Tally the lines holding the word "appropriate" and state the count by itself.
++++++++++
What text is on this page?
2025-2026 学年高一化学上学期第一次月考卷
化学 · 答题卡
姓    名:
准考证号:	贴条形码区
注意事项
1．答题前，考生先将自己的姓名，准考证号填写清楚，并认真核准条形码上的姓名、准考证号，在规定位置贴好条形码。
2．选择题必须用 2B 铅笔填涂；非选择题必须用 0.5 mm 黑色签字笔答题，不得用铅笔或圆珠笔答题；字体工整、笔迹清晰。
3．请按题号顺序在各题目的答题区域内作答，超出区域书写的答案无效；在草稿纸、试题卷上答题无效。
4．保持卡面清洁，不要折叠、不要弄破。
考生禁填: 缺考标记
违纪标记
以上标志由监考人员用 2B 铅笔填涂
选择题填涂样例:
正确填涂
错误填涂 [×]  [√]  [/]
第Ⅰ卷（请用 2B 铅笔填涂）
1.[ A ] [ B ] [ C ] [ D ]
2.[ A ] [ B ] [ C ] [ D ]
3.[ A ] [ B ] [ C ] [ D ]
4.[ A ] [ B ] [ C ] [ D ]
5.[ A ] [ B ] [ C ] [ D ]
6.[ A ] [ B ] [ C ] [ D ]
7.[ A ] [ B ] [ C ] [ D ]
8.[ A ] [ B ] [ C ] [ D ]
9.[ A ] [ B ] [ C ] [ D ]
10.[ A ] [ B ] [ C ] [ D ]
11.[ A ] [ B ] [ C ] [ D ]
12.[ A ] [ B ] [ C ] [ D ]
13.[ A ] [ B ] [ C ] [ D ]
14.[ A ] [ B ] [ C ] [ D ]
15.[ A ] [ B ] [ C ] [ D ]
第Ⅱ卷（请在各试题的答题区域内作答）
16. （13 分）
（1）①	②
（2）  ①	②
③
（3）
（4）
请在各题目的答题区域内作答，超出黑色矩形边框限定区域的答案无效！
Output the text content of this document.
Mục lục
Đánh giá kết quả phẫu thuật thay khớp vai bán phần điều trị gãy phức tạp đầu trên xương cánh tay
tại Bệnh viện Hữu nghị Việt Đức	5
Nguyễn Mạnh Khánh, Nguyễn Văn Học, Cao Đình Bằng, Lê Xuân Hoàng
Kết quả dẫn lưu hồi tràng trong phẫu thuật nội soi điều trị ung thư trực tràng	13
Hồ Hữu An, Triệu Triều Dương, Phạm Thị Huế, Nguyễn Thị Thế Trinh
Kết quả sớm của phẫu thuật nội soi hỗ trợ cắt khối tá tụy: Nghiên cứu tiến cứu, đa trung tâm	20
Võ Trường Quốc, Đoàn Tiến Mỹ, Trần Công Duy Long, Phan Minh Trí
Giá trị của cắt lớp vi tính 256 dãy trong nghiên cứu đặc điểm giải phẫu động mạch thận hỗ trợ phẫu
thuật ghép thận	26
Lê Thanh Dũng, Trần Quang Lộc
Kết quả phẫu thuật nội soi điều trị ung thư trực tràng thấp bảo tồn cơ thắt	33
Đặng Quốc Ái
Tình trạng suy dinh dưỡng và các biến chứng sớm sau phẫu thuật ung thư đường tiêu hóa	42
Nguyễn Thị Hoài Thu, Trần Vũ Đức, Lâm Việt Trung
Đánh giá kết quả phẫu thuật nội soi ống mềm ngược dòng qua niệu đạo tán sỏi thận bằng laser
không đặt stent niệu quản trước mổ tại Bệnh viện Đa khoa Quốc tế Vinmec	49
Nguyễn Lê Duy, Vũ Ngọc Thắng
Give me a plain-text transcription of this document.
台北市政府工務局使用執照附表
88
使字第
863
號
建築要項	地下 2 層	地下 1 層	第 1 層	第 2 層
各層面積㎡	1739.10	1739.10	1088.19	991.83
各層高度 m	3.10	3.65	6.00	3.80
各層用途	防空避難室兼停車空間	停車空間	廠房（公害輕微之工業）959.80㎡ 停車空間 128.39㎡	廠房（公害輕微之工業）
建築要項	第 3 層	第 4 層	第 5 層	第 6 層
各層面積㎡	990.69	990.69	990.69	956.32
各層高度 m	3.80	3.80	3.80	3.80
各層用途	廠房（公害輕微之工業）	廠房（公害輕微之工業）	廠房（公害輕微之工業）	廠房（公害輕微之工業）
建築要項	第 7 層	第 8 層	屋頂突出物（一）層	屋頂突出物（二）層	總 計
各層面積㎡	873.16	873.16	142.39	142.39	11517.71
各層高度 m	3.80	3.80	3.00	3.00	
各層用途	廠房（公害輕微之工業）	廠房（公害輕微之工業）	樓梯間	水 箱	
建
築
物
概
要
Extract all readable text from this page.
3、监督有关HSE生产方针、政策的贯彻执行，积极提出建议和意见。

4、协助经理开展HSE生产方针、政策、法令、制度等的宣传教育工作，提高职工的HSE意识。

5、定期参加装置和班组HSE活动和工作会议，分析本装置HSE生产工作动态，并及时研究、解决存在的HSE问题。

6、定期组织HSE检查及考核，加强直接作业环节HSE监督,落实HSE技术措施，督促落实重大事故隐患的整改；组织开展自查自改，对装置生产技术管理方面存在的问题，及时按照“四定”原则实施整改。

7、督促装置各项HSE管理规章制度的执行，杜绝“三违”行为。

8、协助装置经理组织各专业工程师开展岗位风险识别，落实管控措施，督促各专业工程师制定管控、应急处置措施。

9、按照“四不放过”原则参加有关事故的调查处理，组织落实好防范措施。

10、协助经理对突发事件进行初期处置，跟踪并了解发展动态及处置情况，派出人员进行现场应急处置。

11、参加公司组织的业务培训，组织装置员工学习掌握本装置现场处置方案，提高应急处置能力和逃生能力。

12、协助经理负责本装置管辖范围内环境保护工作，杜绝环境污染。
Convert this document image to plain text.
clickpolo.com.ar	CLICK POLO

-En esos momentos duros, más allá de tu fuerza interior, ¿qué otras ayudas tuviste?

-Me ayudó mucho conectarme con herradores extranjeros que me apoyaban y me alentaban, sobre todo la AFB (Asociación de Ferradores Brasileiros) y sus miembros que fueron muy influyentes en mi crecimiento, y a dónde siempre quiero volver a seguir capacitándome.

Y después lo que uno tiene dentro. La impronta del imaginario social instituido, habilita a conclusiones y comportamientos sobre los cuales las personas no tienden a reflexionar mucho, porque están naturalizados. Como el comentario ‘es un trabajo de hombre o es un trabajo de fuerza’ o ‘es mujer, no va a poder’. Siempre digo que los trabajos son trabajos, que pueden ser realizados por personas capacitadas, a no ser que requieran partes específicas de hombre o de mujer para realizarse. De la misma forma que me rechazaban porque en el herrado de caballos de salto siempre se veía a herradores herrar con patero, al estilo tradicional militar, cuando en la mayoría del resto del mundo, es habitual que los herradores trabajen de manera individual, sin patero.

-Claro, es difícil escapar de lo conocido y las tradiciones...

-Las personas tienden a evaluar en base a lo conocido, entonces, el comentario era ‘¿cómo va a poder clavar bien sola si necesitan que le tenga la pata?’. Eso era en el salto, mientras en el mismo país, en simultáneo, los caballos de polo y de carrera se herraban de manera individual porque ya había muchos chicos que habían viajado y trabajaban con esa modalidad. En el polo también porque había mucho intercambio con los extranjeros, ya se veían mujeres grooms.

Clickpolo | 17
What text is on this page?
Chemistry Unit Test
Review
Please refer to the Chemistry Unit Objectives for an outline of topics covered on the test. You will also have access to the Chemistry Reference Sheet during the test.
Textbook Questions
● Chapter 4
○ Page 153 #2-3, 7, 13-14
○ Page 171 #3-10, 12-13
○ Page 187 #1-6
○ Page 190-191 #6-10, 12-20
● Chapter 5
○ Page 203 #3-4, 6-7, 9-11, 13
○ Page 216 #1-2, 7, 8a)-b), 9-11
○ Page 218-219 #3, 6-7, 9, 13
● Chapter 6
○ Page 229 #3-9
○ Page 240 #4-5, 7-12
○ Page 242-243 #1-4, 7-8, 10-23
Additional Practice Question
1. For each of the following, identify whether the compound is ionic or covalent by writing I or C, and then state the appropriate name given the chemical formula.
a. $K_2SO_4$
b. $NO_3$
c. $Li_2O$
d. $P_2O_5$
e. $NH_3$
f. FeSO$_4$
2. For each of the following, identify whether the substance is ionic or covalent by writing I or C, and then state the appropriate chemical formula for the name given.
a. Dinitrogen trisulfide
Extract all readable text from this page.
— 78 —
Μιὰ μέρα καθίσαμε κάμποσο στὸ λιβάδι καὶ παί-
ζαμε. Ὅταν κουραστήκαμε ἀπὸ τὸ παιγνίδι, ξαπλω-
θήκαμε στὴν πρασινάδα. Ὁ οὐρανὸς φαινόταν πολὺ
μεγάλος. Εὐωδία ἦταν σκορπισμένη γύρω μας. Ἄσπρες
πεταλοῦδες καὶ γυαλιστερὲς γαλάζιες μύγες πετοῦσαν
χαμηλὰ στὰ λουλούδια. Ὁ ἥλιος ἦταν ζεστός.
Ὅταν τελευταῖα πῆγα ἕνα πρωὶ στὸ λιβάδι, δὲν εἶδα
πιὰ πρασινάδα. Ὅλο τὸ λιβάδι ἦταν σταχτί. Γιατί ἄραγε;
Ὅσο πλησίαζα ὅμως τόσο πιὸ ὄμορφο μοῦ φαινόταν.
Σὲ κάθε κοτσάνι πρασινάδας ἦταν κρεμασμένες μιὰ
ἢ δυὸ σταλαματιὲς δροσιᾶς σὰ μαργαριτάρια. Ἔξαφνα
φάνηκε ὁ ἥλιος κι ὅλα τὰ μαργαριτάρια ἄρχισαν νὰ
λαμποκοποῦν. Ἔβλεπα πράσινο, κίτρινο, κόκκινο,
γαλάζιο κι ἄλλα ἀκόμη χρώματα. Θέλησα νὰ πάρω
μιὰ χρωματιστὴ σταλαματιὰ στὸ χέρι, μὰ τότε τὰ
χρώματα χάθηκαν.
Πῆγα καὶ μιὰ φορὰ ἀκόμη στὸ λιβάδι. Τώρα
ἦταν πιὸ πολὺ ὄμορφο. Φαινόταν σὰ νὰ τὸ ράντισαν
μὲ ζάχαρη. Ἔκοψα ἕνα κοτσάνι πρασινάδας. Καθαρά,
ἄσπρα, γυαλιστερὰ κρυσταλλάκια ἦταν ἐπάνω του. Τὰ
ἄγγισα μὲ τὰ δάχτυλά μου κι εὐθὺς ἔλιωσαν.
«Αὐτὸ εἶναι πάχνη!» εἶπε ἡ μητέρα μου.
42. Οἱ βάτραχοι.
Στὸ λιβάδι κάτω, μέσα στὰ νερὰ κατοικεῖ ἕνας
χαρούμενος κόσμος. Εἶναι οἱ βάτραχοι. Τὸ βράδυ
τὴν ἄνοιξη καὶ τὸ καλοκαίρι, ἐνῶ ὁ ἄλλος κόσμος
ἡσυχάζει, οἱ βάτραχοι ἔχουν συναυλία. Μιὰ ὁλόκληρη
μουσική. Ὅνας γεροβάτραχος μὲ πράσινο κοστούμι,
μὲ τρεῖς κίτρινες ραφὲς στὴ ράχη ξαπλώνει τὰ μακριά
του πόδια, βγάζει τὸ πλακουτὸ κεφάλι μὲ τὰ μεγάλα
++++++++++
Worked solution:
2